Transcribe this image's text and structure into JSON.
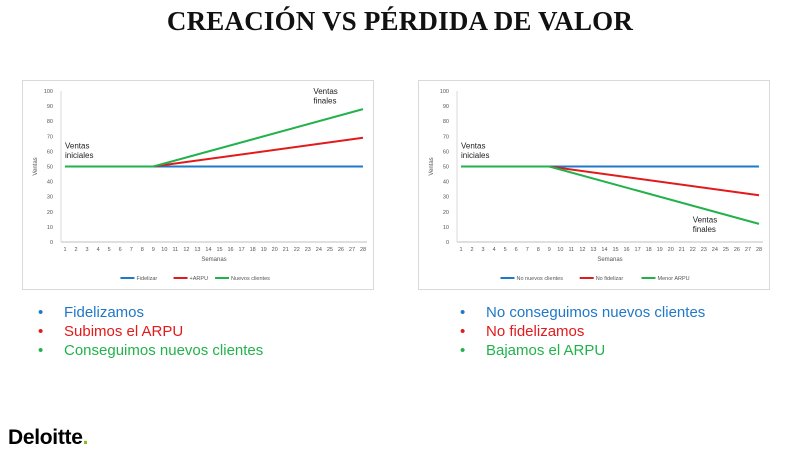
{
  "title": "CREACIÓN VS PÉRDIDA DE VALOR",
  "colors": {
    "blue": "#1f78c8",
    "red": "#e31a1c",
    "green": "#22b24c"
  },
  "chart_data": [
    {
      "type": "line",
      "xlabel": "Semanas",
      "ylabel": "Ventas",
      "ylim": [
        0,
        100
      ],
      "yticks": [
        0,
        10,
        20,
        30,
        40,
        50,
        60,
        70,
        80,
        90,
        100
      ],
      "x": [
        1,
        2,
        3,
        4,
        5,
        6,
        7,
        8,
        9,
        10,
        11,
        12,
        13,
        14,
        15,
        16,
        17,
        18,
        19,
        20,
        21,
        22,
        23,
        24,
        25,
        26,
        27,
        28
      ],
      "series": [
        {
          "name": "Fidelizar",
          "color": "#1f78c8",
          "points": [
            [
              1,
              50
            ],
            [
              28,
              50
            ]
          ]
        },
        {
          "name": "+ARPU",
          "color": "#e31a1c",
          "points": [
            [
              1,
              50
            ],
            [
              9,
              50
            ],
            [
              28,
              69
            ]
          ]
        },
        {
          "name": "Nuevos clientes",
          "color": "#22b24c",
          "points": [
            [
              1,
              50
            ],
            [
              9,
              50
            ],
            [
              28,
              88
            ]
          ]
        }
      ],
      "annotations": [
        {
          "lines": [
            "Ventas",
            "iniciales"
          ],
          "x": 1,
          "y": 62
        },
        {
          "lines": [
            "Ventas",
            "finales"
          ],
          "x": 23.5,
          "y": 98
        }
      ],
      "legend": "bottom",
      "grid": false
    },
    {
      "type": "line",
      "xlabel": "Semanas",
      "ylabel": "Ventas",
      "ylim": [
        0,
        100
      ],
      "yticks": [
        0,
        10,
        20,
        30,
        40,
        50,
        60,
        70,
        80,
        90,
        100
      ],
      "x": [
        1,
        2,
        3,
        4,
        5,
        6,
        7,
        8,
        9,
        10,
        11,
        12,
        13,
        14,
        15,
        16,
        17,
        18,
        19,
        20,
        21,
        22,
        23,
        24,
        25,
        26,
        27,
        28
      ],
      "series": [
        {
          "name": "No nuevos clientes",
          "color": "#1f78c8",
          "points": [
            [
              1,
              50
            ],
            [
              28,
              50
            ]
          ]
        },
        {
          "name": "No fidelizar",
          "color": "#e31a1c",
          "points": [
            [
              1,
              50
            ],
            [
              9,
              50
            ],
            [
              28,
              31
            ]
          ]
        },
        {
          "name": "Menor ARPU",
          "color": "#22b24c",
          "points": [
            [
              1,
              50
            ],
            [
              9,
              50
            ],
            [
              28,
              12
            ]
          ]
        }
      ],
      "annotations": [
        {
          "lines": [
            "Ventas",
            "iniciales"
          ],
          "x": 1,
          "y": 62
        },
        {
          "lines": [
            "Ventas",
            "finales"
          ],
          "x": 22,
          "y": 13
        }
      ],
      "legend": "bottom",
      "grid": false
    }
  ],
  "bullets_left": [
    {
      "text": "Fidelizamos",
      "color": "#1f78c8"
    },
    {
      "text": "Subimos el ARPU",
      "color": "#e31a1c"
    },
    {
      "text": "Conseguimos nuevos clientes",
      "color": "#22b24c"
    }
  ],
  "bullets_right": [
    {
      "text": "No conseguimos nuevos clientes",
      "color": "#1f78c8"
    },
    {
      "text": "No fidelizamos",
      "color": "#e31a1c"
    },
    {
      "text": "Bajamos el ARPU",
      "color": "#22b24c"
    }
  ],
  "logo": {
    "text": "Deloitte",
    "dot": ".",
    "dot_color": "#86bc25"
  }
}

Request.
Tell how many lines include "clientes". The number is the whole answer.

Written solution.
4